[Challenge]
Output all the entries word for word. Omit the pictures.

[Listed entries]
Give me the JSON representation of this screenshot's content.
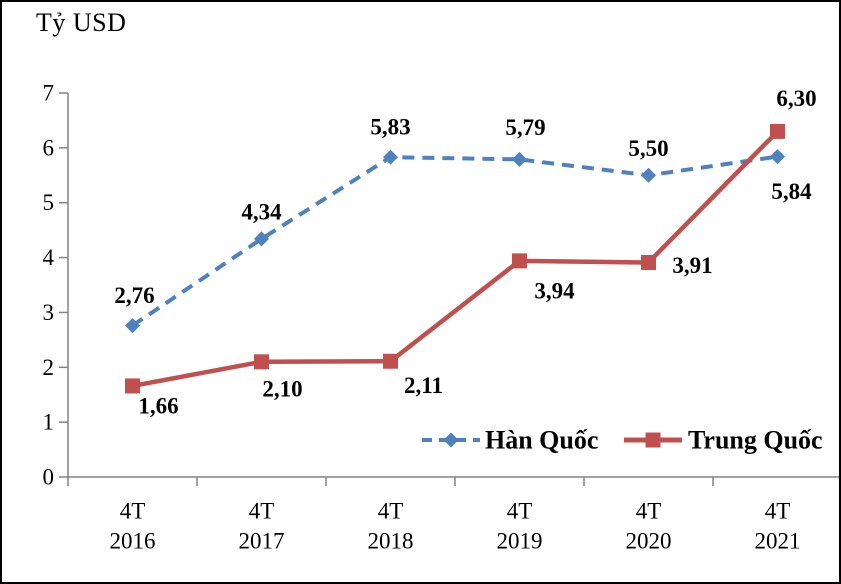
{
  "title": "Tỷ USD",
  "chart_data": {
    "type": "line",
    "title": "",
    "ylabel": "Tỷ USD",
    "xlabel": "",
    "ylim": [
      0,
      7
    ],
    "yticks": [
      0,
      1,
      2,
      3,
      4,
      5,
      6,
      7
    ],
    "grid": false,
    "legend_position": "inside-bottom-right",
    "categories": [
      "4T 2016",
      "4T 2017",
      "4T 2018",
      "4T 2019",
      "4T 2020",
      "4T 2021"
    ],
    "x_tick_lines": [
      [
        "4T",
        "2016"
      ],
      [
        "4T",
        "2017"
      ],
      [
        "4T",
        "2018"
      ],
      [
        "4T",
        "2019"
      ],
      [
        "4T",
        "2020"
      ],
      [
        "4T",
        "2021"
      ]
    ],
    "series": [
      {
        "name": "Hàn Quốc",
        "color": "#4F81BD",
        "line_style": "dashed",
        "marker": "diamond",
        "values": [
          2.76,
          4.34,
          5.83,
          5.79,
          5.5,
          5.84
        ],
        "labels": [
          "2,76",
          "4,34",
          "5,83",
          "5,79",
          "5,50",
          "5,84"
        ],
        "label_offsets": [
          [
            2,
            -30
          ],
          [
            0,
            -27
          ],
          [
            0,
            -30
          ],
          [
            6,
            -32
          ],
          [
            0,
            -27
          ],
          [
            14,
            35
          ]
        ]
      },
      {
        "name": "Trung Quốc",
        "color": "#C0504D",
        "line_style": "solid",
        "marker": "square",
        "values": [
          1.66,
          2.1,
          2.11,
          3.94,
          3.91,
          6.3
        ],
        "labels": [
          "1,66",
          "2,10",
          "2,11",
          "3,94",
          "3,91",
          "6,30"
        ],
        "label_offsets": [
          [
            26,
            20
          ],
          [
            21,
            27
          ],
          [
            33,
            24
          ],
          [
            35,
            30
          ],
          [
            44,
            3
          ],
          [
            19,
            -33
          ]
        ]
      }
    ],
    "axis_color": "#838383",
    "text_color": "#000000"
  }
}
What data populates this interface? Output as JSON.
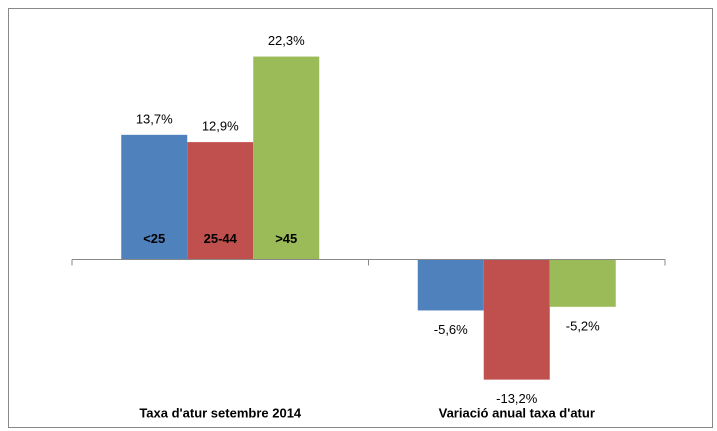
{
  "chart_data": {
    "type": "bar",
    "categories": [
      "Taxa d'atur setembre 2014",
      "Variació anual taxa d'atur"
    ],
    "series": [
      {
        "name": "<25",
        "color": "#4f81bd",
        "values": [
          13.7,
          -5.6
        ],
        "value_labels": [
          "13,7%",
          "-5,6%"
        ]
      },
      {
        "name": "25-44",
        "color": "#c0504d",
        "values": [
          12.9,
          -13.2
        ],
        "value_labels": [
          "12,9%",
          "-13,2%"
        ]
      },
      {
        "name": ">45",
        "color": "#9bbb59",
        "values": [
          22.3,
          -5.2
        ],
        "value_labels": [
          "22,3%",
          "-5,2%"
        ]
      }
    ],
    "ylim": [
      -15,
      25
    ]
  }
}
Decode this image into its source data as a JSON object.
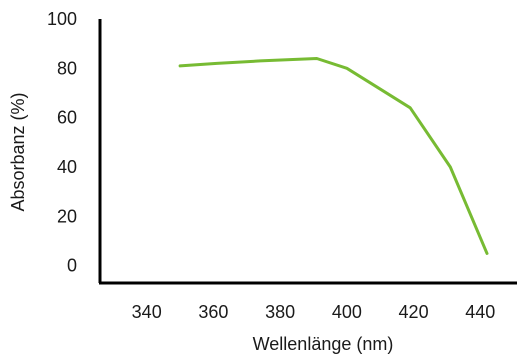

[Output]
Give me the JSON representation of this screenshot's content.
{
  "title": "Tỷ USD",
  "chart_data": {
    "type": "line",
    "title": "",
    "ylabel": "Tỷ USD",
    "xlabel": "",
    "ylim": [
      0,
      7
    ],
    "yticks": [
      0,
      1,
      2,
      3,
      4,
      5,
      6,
      7
    ],
    "grid": false,
    "legend_position": "inside-bottom-right",
    "categories": [
      "4T 2016",
      "4T 2017",
      "4T 2018",
      "4T 2019",
      "4T 2020",
      "4T 2021"
    ],
    "x_tick_lines": [
      [
        "4T",
        "2016"
      ],
      [
        "4T",
        "2017"
      ],
      [
        "4T",
        "2018"
      ],
      [
        "4T",
        "2019"
      ],
      [
        "4T",
        "2020"
      ],
      [
        "4T",
        "2021"
      ]
    ],
    "series": [
      {
        "name": "Hàn Quốc",
        "color": "#4F81BD",
        "line_style": "dashed",
        "marker": "diamond",
        "values": [
          2.76,
          4.34,
          5.83,
          5.79,
          5.5,
          5.84
        ],
        "labels": [
          "2,76",
          "4,34",
          "5,83",
          "5,79",
          "5,50",
          "5,84"
        ],
        "label_offsets": [
          [
            2,
            -30
          ],
          [
            0,
            -27
          ],
          [
            0,
            -30
          ],
          [
            6,
            -32
          ],
          [
            0,
            -27
          ],
          [
            14,
            35
          ]
        ]
      },
      {
        "name": "Trung Quốc",
        "color": "#C0504D",
        "line_style": "solid",
        "marker": "square",
        "values": [
          1.66,
          2.1,
          2.11,
          3.94,
          3.91,
          6.3
        ],
        "labels": [
          "1,66",
          "2,10",
          "2,11",
          "3,94",
          "3,91",
          "6,30"
        ],
        "label_offsets": [
          [
            26,
            20
          ],
          [
            21,
            27
          ],
          [
            33,
            24
          ],
          [
            35,
            30
          ],
          [
            44,
            3
          ],
          [
            19,
            -33
          ]
        ]
      }
    ],
    "axis_color": "#838383",
    "text_color": "#000000"
  }
}
What data populates this interface? Output as JSON.
{
  "chart_data": {
    "type": "bar",
    "categories": [
      "Taxa d'atur setembre 2014",
      "Variació anual taxa d'atur"
    ],
    "series": [
      {
        "name": "<25",
        "color": "#4f81bd",
        "values": [
          13.7,
          -5.6
        ],
        "value_labels": [
          "13,7%",
          "-5,6%"
        ]
      },
      {
        "name": "25-44",
        "color": "#c0504d",
        "values": [
          12.9,
          -13.2
        ],
        "value_labels": [
          "12,9%",
          "-13,2%"
        ]
      },
      {
        "name": ">45",
        "color": "#9bbb59",
        "values": [
          22.3,
          -5.2
        ],
        "value_labels": [
          "22,3%",
          "-5,2%"
        ]
      }
    ],
    "ylim": [
      -15,
      25
    ]
  }
}
Decode this image into its source data as a JSON object.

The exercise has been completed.